◆ **Excerpted records**:

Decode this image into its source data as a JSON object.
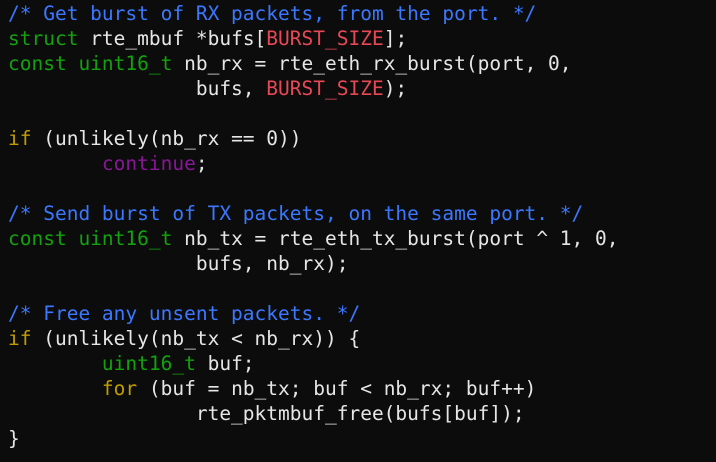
{
  "colors": {
    "background": "#0c0c0c",
    "plain": "#e6e6e6",
    "comment": "#3b78ff",
    "keyword": "#13a10e",
    "macro": "#e74856",
    "control": "#881798",
    "statement": "#c19c00"
  },
  "lines": [
    [
      [
        "comment",
        "/* Get burst of RX packets, from the port. */"
      ]
    ],
    [
      [
        "keyword",
        "struct"
      ],
      [
        "plain",
        " rte_mbuf *bufs["
      ],
      [
        "macro",
        "BURST_SIZE"
      ],
      [
        "plain",
        "];"
      ]
    ],
    [
      [
        "keyword",
        "const uint16_t"
      ],
      [
        "plain",
        " nb_rx = rte_eth_rx_burst(port, 0,"
      ]
    ],
    [
      [
        "plain",
        "                bufs, "
      ],
      [
        "macro",
        "BURST_SIZE"
      ],
      [
        "plain",
        ");"
      ]
    ],
    [],
    [
      [
        "statement",
        "if"
      ],
      [
        "plain",
        " (unlikely(nb_rx == 0))"
      ]
    ],
    [
      [
        "plain",
        "        "
      ],
      [
        "control",
        "continue"
      ],
      [
        "plain",
        ";"
      ]
    ],
    [],
    [
      [
        "comment",
        "/* Send burst of TX packets, on the same port. */"
      ]
    ],
    [
      [
        "keyword",
        "const uint16_t"
      ],
      [
        "plain",
        " nb_tx = rte_eth_tx_burst(port ^ 1, 0,"
      ]
    ],
    [
      [
        "plain",
        "                bufs, nb_rx);"
      ]
    ],
    [],
    [
      [
        "comment",
        "/* Free any unsent packets. */"
      ]
    ],
    [
      [
        "statement",
        "if"
      ],
      [
        "plain",
        " (unlikely(nb_tx < nb_rx)) {"
      ]
    ],
    [
      [
        "plain",
        "        "
      ],
      [
        "keyword",
        "uint16_t"
      ],
      [
        "plain",
        " buf;"
      ]
    ],
    [
      [
        "plain",
        "        "
      ],
      [
        "statement",
        "for"
      ],
      [
        "plain",
        " (buf = nb_tx; buf < nb_rx; buf++)"
      ]
    ],
    [
      [
        "plain",
        "                rte_pktmbuf_free(bufs[buf]);"
      ]
    ],
    [
      [
        "plain",
        "}"
      ]
    ]
  ]
}
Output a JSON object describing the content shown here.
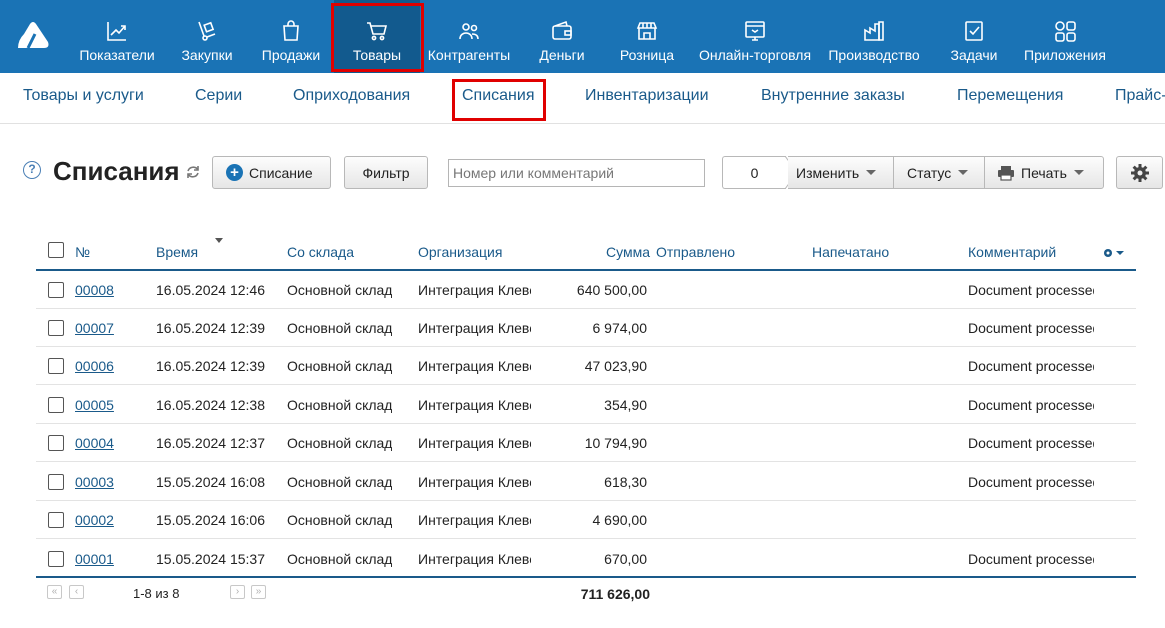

◆ **What to do**: Show the lines of the material that contain the word "packets".

◆ **Solution for this exercise**:
        "/* Get burst of RX packets, from the port. */"
        "/* Send burst of TX packets, on the same port. */"
        "/* Free any unsent packets. */"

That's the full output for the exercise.